What to work on >>
Lift every line from the entries that includes the word "name".

Listed entries >>

* BEGIN *

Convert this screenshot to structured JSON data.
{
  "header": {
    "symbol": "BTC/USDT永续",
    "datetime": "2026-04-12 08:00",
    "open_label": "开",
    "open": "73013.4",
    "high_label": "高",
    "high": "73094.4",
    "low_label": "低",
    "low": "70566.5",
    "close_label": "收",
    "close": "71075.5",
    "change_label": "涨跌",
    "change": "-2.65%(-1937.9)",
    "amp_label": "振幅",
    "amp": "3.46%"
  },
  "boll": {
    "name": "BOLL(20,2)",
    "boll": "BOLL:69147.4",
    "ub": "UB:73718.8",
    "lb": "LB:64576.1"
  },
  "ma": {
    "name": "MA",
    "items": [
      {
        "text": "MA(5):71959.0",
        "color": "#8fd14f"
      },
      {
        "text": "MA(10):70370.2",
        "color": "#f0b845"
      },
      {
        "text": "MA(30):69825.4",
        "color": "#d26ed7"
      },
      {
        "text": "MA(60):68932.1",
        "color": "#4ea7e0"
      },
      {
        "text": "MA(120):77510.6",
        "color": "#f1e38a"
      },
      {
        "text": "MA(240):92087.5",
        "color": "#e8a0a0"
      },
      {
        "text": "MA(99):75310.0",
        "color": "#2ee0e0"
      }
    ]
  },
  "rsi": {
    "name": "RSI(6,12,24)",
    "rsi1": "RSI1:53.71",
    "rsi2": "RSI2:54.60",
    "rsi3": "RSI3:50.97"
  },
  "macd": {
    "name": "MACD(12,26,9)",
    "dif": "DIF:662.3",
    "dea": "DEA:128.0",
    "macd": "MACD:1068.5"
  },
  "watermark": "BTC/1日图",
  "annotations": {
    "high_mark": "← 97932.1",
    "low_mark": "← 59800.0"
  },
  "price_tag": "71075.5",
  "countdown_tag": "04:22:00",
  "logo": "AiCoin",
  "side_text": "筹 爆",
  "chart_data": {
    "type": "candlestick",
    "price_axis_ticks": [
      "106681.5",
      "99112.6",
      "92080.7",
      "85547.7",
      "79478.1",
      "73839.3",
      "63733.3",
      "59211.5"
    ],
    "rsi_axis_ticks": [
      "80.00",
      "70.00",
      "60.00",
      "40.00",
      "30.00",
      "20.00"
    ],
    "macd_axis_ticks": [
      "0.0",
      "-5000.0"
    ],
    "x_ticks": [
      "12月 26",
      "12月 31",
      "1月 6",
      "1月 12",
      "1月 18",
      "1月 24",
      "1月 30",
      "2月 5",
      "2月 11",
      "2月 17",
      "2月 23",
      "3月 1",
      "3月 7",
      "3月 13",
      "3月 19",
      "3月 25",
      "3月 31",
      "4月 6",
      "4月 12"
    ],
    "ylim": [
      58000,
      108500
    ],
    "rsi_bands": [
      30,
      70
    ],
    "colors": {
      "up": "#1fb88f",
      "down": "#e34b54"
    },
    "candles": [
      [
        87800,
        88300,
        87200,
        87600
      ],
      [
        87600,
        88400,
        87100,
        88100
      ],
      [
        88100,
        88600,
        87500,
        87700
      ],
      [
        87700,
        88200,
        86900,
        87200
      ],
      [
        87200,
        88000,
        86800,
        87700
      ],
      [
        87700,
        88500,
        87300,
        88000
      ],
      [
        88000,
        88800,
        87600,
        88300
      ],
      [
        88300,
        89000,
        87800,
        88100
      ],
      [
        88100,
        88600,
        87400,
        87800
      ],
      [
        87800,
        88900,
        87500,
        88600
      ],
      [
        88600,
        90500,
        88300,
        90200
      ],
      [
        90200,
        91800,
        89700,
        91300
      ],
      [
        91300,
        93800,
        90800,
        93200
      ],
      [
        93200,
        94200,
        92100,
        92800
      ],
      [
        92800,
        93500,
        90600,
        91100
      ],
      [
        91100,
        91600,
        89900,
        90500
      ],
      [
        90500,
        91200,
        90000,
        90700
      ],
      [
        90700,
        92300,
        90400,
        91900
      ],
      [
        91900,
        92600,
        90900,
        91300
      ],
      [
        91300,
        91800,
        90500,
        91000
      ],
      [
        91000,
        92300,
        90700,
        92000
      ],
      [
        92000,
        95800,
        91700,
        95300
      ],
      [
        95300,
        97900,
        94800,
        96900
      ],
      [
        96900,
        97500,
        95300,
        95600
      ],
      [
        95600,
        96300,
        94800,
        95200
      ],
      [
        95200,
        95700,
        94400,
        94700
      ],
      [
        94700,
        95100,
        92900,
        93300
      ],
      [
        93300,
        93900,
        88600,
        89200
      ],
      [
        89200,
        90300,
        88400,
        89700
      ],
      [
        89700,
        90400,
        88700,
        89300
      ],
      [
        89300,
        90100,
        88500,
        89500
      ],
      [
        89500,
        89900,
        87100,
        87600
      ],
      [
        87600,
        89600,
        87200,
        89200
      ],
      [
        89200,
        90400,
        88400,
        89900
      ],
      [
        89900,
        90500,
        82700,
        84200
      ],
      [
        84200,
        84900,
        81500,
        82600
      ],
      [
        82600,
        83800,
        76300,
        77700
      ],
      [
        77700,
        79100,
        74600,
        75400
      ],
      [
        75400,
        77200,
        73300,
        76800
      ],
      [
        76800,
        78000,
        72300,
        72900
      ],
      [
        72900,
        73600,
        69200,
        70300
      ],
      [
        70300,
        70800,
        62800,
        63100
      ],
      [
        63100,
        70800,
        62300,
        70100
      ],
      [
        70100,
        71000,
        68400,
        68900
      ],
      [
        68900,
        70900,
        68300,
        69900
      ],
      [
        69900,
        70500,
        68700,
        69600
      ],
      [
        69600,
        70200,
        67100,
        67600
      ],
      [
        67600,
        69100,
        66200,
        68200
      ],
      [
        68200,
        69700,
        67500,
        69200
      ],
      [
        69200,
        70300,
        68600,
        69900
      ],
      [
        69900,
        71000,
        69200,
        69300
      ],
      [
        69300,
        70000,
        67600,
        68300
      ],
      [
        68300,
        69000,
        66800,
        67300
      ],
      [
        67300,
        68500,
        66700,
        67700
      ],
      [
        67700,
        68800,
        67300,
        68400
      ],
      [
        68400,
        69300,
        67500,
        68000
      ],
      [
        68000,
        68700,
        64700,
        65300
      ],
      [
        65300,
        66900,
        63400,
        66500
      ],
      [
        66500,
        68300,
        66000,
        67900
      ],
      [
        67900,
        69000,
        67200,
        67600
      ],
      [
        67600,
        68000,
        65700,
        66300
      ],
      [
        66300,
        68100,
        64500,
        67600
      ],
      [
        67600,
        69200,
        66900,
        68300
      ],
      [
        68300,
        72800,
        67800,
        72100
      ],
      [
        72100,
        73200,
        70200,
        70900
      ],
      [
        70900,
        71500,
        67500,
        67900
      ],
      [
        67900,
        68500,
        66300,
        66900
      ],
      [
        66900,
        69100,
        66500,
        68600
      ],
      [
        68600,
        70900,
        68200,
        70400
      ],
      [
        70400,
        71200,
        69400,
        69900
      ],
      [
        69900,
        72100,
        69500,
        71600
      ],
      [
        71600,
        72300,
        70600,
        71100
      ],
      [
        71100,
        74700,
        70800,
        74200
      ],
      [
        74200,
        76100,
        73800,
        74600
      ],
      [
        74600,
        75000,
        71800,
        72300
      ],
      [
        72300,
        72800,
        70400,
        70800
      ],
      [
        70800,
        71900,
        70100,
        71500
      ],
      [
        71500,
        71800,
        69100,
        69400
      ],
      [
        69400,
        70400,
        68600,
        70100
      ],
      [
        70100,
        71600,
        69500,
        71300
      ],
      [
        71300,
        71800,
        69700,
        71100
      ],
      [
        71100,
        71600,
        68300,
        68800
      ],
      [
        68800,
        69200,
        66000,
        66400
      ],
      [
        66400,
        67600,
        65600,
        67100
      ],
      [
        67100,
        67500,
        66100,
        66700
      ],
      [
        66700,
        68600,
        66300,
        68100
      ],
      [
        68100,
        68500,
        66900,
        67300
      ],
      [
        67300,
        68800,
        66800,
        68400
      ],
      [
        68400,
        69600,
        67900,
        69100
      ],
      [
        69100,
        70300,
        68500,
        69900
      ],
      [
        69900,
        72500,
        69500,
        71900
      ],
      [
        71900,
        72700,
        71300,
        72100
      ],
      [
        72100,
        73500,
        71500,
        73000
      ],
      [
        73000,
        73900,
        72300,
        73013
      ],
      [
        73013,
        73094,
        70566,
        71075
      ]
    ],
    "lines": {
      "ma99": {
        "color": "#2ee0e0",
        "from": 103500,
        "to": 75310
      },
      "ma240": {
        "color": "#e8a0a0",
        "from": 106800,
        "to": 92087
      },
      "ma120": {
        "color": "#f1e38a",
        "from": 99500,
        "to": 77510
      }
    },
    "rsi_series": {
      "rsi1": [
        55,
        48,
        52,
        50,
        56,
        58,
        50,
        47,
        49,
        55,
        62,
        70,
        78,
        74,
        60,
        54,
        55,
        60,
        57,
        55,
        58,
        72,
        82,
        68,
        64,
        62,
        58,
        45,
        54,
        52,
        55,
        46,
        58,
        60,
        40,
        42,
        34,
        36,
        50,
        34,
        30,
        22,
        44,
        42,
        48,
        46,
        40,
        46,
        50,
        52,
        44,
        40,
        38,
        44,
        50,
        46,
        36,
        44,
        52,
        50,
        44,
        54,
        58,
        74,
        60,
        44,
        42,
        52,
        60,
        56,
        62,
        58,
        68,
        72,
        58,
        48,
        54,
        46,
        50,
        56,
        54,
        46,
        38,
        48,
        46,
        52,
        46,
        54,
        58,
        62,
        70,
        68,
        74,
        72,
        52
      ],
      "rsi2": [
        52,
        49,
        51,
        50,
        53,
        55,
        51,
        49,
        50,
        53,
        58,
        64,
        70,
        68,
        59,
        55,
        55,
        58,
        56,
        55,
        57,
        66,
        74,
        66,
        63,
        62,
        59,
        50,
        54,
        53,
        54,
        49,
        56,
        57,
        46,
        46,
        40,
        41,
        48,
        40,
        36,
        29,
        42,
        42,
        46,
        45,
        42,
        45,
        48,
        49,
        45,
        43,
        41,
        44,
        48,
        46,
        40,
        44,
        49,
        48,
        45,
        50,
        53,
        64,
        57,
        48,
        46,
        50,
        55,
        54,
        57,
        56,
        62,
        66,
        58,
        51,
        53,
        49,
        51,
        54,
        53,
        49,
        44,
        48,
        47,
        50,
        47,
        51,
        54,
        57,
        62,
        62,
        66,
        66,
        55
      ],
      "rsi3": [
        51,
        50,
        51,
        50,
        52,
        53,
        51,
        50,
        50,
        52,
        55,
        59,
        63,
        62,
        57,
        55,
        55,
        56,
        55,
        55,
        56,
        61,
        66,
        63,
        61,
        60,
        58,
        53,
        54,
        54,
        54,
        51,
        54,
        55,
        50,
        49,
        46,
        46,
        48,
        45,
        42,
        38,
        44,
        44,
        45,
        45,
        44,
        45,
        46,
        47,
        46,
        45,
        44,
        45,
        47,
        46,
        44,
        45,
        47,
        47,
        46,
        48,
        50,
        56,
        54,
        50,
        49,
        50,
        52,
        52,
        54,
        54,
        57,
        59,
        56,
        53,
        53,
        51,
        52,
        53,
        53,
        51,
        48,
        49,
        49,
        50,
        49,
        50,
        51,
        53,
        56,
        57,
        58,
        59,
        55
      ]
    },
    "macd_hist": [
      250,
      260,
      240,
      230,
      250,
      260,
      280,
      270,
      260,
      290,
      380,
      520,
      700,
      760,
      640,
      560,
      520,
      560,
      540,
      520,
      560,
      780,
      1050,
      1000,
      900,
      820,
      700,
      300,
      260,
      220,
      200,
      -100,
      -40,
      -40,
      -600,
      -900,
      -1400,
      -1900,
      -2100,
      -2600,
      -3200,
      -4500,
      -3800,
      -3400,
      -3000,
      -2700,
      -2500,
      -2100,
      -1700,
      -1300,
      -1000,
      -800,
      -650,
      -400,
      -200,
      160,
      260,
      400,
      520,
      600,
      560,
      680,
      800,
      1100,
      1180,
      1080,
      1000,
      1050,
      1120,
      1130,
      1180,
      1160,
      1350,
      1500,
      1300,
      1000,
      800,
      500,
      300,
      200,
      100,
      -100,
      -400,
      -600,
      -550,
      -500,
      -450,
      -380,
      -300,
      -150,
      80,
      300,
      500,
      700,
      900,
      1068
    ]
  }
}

* END *

In response >>
    "name": "BOLL(20,2)",
    "name": "MA",
    "name": "RSI(6,12,24)",
    "name": "MACD(12,26,9)",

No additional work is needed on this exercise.